** What you will do **
Note each line that includes the word "tercile". Copy those lines.
>> begin Record set
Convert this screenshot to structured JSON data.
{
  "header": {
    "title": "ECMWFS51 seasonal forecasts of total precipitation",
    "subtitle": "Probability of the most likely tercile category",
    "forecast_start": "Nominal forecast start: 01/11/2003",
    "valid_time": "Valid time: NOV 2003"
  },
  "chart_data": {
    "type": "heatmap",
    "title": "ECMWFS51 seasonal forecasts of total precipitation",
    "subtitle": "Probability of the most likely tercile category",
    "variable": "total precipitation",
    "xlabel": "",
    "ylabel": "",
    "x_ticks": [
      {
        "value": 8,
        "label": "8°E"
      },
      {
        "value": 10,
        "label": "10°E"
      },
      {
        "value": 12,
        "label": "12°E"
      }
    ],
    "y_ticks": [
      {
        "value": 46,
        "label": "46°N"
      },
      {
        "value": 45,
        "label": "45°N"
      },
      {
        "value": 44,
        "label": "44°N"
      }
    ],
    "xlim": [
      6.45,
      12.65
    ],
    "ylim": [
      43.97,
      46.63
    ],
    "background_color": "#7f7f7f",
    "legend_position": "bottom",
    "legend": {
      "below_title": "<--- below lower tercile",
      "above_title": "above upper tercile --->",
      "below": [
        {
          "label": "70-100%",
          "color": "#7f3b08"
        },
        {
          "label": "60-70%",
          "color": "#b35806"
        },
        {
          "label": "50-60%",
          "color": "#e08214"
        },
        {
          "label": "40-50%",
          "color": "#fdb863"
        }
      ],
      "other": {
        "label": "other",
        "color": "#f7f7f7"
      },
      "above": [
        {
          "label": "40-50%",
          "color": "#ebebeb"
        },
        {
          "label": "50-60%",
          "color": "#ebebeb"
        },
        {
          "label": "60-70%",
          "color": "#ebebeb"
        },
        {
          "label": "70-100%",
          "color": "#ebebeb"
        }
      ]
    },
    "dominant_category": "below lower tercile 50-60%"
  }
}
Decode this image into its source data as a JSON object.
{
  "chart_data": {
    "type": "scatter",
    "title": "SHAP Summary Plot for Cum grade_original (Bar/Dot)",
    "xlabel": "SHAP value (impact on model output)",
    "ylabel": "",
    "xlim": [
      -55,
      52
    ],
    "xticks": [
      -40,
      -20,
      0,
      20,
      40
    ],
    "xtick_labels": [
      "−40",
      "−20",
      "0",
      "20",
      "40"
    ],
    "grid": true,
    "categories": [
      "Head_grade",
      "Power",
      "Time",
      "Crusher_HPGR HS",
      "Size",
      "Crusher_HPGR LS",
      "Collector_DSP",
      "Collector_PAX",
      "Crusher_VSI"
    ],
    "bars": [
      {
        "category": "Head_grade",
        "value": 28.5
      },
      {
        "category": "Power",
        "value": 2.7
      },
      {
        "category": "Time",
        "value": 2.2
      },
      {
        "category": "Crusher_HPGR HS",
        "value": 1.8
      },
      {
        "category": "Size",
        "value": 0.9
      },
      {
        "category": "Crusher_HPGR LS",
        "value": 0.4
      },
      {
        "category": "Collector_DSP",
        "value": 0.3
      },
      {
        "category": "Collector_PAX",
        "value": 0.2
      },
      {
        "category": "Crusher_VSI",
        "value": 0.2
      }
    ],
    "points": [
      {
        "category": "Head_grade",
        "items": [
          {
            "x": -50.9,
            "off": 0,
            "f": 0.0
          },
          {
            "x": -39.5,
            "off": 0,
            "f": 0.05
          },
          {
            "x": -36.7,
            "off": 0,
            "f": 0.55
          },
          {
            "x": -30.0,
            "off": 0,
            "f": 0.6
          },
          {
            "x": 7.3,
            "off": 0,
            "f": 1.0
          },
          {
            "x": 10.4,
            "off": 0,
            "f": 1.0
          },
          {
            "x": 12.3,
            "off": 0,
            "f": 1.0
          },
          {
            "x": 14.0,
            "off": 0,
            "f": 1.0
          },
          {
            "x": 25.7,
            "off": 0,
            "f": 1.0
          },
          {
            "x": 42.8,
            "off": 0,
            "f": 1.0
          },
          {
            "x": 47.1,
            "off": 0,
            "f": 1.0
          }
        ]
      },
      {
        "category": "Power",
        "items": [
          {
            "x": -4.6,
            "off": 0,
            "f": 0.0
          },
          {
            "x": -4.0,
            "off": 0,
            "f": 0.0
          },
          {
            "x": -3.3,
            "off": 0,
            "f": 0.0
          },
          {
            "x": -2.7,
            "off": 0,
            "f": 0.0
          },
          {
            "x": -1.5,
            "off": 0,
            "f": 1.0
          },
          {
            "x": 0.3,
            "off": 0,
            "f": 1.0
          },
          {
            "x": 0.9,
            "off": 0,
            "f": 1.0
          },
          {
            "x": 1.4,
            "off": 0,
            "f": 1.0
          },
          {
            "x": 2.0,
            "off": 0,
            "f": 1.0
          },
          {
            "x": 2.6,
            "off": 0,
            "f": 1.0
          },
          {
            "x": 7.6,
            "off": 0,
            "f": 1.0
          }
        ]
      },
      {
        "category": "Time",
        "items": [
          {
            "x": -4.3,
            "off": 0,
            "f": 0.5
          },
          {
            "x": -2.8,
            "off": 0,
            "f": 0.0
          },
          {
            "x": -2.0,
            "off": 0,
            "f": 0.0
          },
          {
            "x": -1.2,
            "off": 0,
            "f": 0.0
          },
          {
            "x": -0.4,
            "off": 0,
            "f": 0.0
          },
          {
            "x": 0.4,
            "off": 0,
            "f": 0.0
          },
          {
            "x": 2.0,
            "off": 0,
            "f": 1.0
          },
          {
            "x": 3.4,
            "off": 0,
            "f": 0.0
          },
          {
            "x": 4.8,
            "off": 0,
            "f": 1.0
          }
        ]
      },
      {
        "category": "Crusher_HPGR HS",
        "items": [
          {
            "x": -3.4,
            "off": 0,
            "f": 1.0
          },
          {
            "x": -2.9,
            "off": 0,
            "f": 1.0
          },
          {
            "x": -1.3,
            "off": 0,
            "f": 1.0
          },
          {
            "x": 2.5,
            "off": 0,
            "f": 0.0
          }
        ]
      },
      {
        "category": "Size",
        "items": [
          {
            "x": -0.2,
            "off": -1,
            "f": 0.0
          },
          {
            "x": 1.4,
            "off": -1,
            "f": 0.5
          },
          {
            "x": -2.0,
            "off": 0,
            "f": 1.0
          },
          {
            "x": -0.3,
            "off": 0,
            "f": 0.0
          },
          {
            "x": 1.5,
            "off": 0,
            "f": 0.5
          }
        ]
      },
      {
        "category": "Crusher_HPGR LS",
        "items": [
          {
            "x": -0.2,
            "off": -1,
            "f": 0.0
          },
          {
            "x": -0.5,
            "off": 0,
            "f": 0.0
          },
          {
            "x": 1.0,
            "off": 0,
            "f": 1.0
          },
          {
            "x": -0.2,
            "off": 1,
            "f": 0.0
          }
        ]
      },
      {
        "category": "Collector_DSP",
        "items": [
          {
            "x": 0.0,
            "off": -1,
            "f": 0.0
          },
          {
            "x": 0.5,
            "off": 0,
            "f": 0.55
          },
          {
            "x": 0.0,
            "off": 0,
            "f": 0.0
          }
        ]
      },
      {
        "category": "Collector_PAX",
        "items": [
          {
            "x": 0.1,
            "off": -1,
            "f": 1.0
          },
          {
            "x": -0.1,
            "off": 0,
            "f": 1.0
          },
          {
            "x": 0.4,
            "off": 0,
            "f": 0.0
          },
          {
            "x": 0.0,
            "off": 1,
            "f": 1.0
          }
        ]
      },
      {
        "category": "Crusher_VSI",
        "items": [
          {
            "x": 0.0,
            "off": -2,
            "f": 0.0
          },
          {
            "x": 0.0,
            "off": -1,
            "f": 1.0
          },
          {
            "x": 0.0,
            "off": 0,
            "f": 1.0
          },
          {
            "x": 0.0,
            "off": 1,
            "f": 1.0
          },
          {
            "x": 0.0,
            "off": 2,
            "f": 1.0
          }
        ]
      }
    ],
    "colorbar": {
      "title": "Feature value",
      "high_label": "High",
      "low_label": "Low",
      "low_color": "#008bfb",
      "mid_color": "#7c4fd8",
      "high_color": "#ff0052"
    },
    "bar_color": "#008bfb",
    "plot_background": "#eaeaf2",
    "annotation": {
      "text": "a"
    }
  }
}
>> end Record set
** Output for this exercise **
    "subtitle": "Probability of the most likely tercile category",
    "subtitle": "Probability of the most likely tercile category",
      "below_title": "<--- below lower tercile",
      "above_title": "above upper tercile --->",
    "dominant_category": "below lower tercile 50-60%"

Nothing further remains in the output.